__SHORT TASK__:
Copy out each line in the material below that has the word "米国籍保有者".

..........

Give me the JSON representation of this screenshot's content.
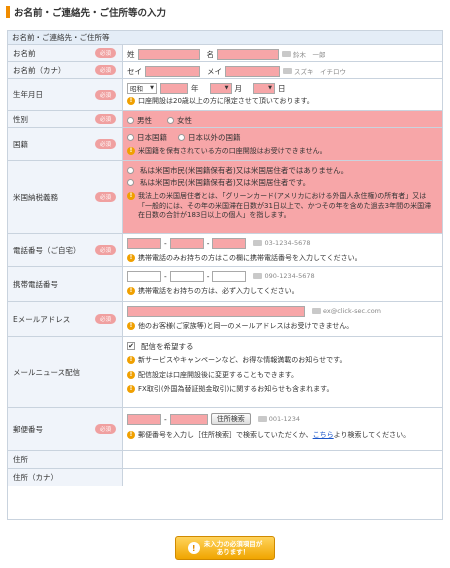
{
  "page_title": "お名前・ご連絡先・ご住所等の入力",
  "section_head": "お名前・ご連絡先・ご住所等",
  "required_label": "必須",
  "name": {
    "label": "お名前",
    "sei": "姓",
    "mei": "名",
    "example": "鈴木　一郎"
  },
  "kana": {
    "label": "お名前（カナ）",
    "sei": "セイ",
    "mei": "メイ",
    "example": "スズキ　イチロウ"
  },
  "birth": {
    "label": "生年月日",
    "era": "昭和",
    "year_unit": "年",
    "month_unit": "月",
    "day_unit": "日",
    "note": "口座開設は20歳以上の方に限定させて頂いております。"
  },
  "gender": {
    "label": "性別",
    "options": [
      "男性",
      "女性"
    ]
  },
  "nationality": {
    "label": "国籍",
    "options": [
      "日本国籍",
      "日本以外の国籍"
    ],
    "note": "米国籍を保有されている方の口座開設はお受けできません。"
  },
  "us_tax": {
    "label": "米国納税義務",
    "options": [
      "私は米国市民(米国籍保有者)又は米国居住者ではありません。",
      "私は米国市民(米国籍保有者)又は米国居住者です。"
    ],
    "note": "我法上の米国居住者とは、「グリーンカード(アメリカにおける外国人永住権)の所有者」又は「一般的には、その年の米国滞在日数が31日以上で、かつその年を含めた過去3年間の米国滞在日数の合計が183日以上の個人」を指します。"
  },
  "phone": {
    "label": "電話番号（ご自宅）",
    "example": "03-1234-5678",
    "note": "携帯電話のみお持ちの方はこの欄に携帯電話番号を入力してください。"
  },
  "mobile": {
    "label": "携帯電話番号",
    "example": "090-1234-5678",
    "note": "携帯電話をお持ちの方は、必ず入力してください。"
  },
  "email": {
    "label": "Eメールアドレス",
    "example": "ex@click-sec.com",
    "note": "他のお客様(ご家族等)と同一のメールアドレスはお受けできません。"
  },
  "newsletter": {
    "label": "メールニュース配信",
    "checkbox": "配信を希望する",
    "notes": [
      "新サービスやキャンペーンなど、お得な情報満載のお知らせです。",
      "配信設定は口座開設後に変更することもできます。",
      "FX取引(外国為替証拠金取引)に関するお知らせも含まれます。"
    ]
  },
  "postal": {
    "label": "郵便番号",
    "button": "住所検索",
    "example": "001-1234",
    "note_pre": "郵便番号を入力し［住所検索］で検索していただくか、",
    "note_link": "こちら",
    "note_post": "より検索してください。"
  },
  "address": {
    "label": "住所"
  },
  "address_kana": {
    "label": "住所（カナ）"
  },
  "submit": {
    "line1": "未入力の必須項目が",
    "line2": "あります！"
  }
}
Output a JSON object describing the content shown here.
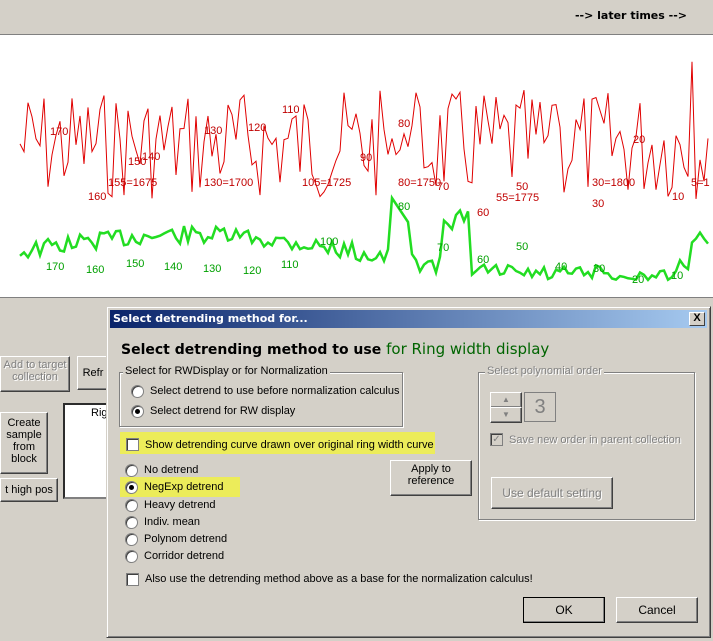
{
  "header": {
    "later_times": "--> later times -->"
  },
  "chart_data": {
    "type": "line",
    "series": [
      {
        "color": "#e00000"
      },
      {
        "color": "#22dd22"
      }
    ],
    "red_labels": [
      "170",
      "150",
      "140",
      "130",
      "120",
      "110",
      "160",
      "155=1675",
      "130=1700",
      "105=1725",
      "90",
      "80",
      "80=1750",
      "70",
      "50",
      "55=1775",
      "60",
      "30=1800",
      "20",
      "30",
      "10",
      "5=1"
    ],
    "green_labels": [
      "170",
      "160",
      "150",
      "140",
      "130",
      "120",
      "110",
      "100",
      "80",
      "70",
      "60",
      "50",
      "40",
      "30",
      "20",
      "10"
    ]
  },
  "parent": {
    "add_to_target": "Add to target collection",
    "refresh": "Refr",
    "create_sample": "Create sample from block",
    "high_pos": "t high pos",
    "list_item": "Rig"
  },
  "dialog": {
    "title": "Select detrending method for...",
    "close": "X",
    "heading_main": "Select detrending method to use",
    "heading_target": "for Ring width display",
    "group1_legend": "Select for RWDisplay or for Normalization",
    "opt_before_norm": "Select detrend to use before normalization calculus",
    "opt_rw_display": "Select detrend for RW display",
    "show_curve": "Show detrending curve drawn over original ring width curve",
    "methods": [
      "No detrend",
      "NegExp detrend",
      "Heavy detrend",
      "Indiv. mean",
      "Polynom detrend",
      "Corridor detrend"
    ],
    "apply_ref": "Apply to reference",
    "also_use": "Also use the detrending method above as a base for the normalization calculus!",
    "poly_legend": "Select polynomial order",
    "poly_value": "3",
    "save_order": "Save new order in parent collection",
    "use_default": "Use default setting",
    "ok": "OK",
    "cancel": "Cancel"
  }
}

..........

__THE RESULT__:
      "私は米国市民(米国籍保有者)又は米国居住者ではありません。",
      "私は米国市民(米国籍保有者)又は米国居住者です。"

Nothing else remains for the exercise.